> **DATA LISTING**
────────────────────────────────────────

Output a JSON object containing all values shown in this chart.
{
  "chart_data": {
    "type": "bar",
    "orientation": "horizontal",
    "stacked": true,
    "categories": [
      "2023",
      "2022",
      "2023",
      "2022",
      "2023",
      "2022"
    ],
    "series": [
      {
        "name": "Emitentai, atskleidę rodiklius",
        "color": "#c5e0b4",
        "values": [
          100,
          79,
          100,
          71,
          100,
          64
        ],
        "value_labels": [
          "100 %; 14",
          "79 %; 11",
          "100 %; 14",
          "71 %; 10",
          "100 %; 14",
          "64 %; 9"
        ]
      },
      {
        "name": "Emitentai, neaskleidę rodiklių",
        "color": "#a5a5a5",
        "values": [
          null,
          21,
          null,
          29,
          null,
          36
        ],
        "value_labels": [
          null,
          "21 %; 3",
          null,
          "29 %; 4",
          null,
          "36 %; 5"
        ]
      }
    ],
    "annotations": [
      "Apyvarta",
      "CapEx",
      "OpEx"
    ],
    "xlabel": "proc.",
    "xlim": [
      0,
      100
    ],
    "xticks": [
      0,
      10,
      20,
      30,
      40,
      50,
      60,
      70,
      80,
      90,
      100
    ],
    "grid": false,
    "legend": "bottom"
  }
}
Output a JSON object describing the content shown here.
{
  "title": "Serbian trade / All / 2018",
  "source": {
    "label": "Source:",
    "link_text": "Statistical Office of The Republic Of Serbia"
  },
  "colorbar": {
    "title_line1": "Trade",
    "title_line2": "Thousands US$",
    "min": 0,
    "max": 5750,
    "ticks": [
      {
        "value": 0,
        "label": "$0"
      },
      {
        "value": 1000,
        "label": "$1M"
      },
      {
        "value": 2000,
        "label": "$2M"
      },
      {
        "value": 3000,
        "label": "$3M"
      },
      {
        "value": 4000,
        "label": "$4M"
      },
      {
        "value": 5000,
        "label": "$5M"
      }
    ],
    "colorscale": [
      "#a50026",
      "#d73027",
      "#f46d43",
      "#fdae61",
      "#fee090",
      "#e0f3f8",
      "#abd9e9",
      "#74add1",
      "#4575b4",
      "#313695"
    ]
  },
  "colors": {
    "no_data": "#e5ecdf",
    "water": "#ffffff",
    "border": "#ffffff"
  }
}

────────────────────────────────────────

> **TO DO**
Copy out the lines that hold "object".

> **OUTPUT**
Output a JSON object containing all values shown in this chart.
Output a JSON object describing the content shown here.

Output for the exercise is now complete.